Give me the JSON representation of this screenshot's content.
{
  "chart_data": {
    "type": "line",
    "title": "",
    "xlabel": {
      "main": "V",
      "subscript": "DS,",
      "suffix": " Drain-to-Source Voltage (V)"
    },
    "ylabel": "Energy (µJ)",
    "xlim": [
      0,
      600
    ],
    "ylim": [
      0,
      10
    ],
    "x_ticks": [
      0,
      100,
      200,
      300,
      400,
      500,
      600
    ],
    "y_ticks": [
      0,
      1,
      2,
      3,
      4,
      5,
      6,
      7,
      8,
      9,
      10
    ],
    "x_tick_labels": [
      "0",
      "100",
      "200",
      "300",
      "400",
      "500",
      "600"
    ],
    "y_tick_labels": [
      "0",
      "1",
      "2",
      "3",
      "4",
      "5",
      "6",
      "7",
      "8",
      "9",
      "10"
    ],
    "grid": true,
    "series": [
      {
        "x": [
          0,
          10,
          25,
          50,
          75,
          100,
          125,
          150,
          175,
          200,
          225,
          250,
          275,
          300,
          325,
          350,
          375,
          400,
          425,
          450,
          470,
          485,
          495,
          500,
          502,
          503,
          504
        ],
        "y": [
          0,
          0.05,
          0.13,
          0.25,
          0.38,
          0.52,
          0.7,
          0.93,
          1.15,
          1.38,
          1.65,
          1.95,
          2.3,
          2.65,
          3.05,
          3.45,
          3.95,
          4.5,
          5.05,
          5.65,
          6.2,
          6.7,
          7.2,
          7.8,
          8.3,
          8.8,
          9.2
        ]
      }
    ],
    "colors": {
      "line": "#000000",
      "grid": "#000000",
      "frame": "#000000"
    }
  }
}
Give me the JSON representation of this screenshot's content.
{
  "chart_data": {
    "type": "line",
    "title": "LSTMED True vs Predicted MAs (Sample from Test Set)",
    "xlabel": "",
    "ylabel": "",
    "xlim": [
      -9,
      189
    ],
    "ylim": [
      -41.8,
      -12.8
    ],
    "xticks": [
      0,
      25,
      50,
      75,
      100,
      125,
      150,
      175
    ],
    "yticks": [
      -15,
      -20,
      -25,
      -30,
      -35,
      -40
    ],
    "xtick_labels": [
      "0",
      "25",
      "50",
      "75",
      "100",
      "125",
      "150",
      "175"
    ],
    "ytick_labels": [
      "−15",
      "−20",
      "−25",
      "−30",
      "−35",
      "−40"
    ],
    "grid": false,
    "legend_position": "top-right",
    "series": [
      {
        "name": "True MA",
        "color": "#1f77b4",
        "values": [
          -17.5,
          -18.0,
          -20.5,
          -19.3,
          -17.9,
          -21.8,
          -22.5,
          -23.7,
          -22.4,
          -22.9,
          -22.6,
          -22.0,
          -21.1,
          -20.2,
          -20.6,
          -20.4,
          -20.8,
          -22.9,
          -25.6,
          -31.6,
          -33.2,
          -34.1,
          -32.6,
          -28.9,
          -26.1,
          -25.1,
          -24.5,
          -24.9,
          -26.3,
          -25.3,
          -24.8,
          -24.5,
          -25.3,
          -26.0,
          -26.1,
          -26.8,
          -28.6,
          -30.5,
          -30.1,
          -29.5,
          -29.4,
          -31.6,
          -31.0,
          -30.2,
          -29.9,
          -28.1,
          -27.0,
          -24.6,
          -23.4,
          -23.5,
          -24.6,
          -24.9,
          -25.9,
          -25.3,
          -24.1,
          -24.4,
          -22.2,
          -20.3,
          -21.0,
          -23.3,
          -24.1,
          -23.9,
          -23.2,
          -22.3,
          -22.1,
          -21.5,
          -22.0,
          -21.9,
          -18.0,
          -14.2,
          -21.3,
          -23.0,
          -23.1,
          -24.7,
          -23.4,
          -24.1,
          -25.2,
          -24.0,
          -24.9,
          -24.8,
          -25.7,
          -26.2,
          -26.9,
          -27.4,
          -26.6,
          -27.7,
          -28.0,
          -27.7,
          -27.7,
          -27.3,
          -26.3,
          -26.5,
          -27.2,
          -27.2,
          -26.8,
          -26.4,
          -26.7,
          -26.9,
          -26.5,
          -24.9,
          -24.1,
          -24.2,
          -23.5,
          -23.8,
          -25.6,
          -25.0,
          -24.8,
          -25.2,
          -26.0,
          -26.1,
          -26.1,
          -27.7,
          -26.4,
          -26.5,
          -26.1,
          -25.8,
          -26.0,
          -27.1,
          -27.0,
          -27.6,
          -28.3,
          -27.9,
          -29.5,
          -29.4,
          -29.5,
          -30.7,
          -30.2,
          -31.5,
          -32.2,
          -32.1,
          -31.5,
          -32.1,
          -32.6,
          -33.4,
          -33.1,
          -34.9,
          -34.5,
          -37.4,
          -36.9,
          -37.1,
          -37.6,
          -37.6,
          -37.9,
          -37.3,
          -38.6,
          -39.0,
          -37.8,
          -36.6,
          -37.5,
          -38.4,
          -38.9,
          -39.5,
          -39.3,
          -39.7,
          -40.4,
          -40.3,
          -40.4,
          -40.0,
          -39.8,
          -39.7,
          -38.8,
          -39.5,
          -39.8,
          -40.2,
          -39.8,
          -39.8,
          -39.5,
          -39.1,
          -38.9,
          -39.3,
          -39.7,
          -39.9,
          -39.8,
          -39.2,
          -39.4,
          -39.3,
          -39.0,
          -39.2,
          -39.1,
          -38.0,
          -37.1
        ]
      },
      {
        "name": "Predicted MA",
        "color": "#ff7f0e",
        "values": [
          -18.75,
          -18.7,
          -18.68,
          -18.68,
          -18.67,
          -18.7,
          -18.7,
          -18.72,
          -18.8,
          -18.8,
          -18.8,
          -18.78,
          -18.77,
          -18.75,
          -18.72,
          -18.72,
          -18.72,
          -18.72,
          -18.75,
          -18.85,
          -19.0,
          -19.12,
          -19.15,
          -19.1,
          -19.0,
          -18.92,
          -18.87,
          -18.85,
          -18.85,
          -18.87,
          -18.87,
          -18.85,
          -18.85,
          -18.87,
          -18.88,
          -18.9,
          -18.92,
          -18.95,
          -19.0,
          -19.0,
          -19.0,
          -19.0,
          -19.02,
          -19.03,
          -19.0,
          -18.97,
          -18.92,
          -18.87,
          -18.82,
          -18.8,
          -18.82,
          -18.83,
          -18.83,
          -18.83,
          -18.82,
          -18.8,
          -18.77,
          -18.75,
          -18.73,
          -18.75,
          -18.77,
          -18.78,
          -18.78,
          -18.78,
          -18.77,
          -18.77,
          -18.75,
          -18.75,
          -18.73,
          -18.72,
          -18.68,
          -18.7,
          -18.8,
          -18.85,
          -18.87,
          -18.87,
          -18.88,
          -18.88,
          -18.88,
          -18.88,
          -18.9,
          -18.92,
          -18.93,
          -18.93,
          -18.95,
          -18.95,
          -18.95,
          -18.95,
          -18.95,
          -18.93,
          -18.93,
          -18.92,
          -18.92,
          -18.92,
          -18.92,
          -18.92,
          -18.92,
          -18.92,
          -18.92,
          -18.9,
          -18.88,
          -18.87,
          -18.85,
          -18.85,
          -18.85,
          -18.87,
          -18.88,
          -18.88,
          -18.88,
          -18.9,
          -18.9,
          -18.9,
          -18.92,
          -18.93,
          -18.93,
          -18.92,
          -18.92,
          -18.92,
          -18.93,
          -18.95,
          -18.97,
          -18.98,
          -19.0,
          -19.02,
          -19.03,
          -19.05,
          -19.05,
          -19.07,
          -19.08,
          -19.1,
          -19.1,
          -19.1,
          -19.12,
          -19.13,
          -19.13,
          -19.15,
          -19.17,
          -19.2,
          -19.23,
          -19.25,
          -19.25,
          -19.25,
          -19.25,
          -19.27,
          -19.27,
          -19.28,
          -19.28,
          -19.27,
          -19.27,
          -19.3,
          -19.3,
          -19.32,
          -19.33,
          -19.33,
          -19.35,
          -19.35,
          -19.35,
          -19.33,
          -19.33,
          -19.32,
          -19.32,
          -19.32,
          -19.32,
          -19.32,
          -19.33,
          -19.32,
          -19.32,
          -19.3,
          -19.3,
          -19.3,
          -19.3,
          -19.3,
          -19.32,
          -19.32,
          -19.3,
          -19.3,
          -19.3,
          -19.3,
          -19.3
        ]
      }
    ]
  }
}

━━━━━━━━

§ Objective:
In the material above, show every line where the word "Predicted" turns up.

§ Task answer:
    "title": "LSTMED True vs Predicted MAs (Sample from Test Set)",
        "name": "Predicted MA",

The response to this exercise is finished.